A block of data:
-- Begin --

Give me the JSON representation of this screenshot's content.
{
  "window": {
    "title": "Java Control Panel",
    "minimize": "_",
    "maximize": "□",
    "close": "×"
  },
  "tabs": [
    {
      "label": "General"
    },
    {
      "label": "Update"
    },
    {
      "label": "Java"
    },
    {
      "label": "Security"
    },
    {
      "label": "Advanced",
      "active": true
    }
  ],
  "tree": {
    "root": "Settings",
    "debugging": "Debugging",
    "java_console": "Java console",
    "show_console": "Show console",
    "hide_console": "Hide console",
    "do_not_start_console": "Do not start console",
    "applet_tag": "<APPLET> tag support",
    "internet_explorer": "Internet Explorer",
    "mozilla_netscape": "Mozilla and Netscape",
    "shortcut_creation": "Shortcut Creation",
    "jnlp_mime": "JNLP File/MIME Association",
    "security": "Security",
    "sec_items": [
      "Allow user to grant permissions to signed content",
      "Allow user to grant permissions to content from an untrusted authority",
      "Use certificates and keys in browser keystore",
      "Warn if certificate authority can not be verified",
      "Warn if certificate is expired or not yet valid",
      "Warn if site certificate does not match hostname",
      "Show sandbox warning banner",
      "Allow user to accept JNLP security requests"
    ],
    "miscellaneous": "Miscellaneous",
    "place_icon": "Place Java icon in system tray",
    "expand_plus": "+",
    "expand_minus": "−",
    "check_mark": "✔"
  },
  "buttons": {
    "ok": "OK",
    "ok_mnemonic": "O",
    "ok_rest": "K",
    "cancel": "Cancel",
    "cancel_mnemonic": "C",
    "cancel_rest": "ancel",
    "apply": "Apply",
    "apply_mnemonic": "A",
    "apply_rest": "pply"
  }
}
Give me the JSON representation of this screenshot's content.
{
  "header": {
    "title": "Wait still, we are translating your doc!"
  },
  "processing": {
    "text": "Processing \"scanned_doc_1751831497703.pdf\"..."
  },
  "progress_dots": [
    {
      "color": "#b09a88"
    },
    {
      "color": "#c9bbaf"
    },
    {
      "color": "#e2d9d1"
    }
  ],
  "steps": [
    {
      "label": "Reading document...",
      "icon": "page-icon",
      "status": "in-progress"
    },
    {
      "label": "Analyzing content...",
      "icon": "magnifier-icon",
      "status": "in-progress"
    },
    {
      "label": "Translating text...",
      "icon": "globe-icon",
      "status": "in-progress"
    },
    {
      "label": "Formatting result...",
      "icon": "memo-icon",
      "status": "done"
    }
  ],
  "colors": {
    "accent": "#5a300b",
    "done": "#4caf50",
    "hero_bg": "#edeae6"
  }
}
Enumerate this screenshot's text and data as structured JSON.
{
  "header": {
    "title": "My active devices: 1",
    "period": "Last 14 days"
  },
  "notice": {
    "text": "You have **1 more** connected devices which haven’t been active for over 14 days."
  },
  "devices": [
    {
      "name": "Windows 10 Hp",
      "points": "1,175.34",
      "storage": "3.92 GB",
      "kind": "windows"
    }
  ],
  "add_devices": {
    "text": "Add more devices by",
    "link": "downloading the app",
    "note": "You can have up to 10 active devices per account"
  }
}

-- End --

Your instructions: Determine how many lines of the data contain "Java" and give nothing but that number.

Answer to the task: 4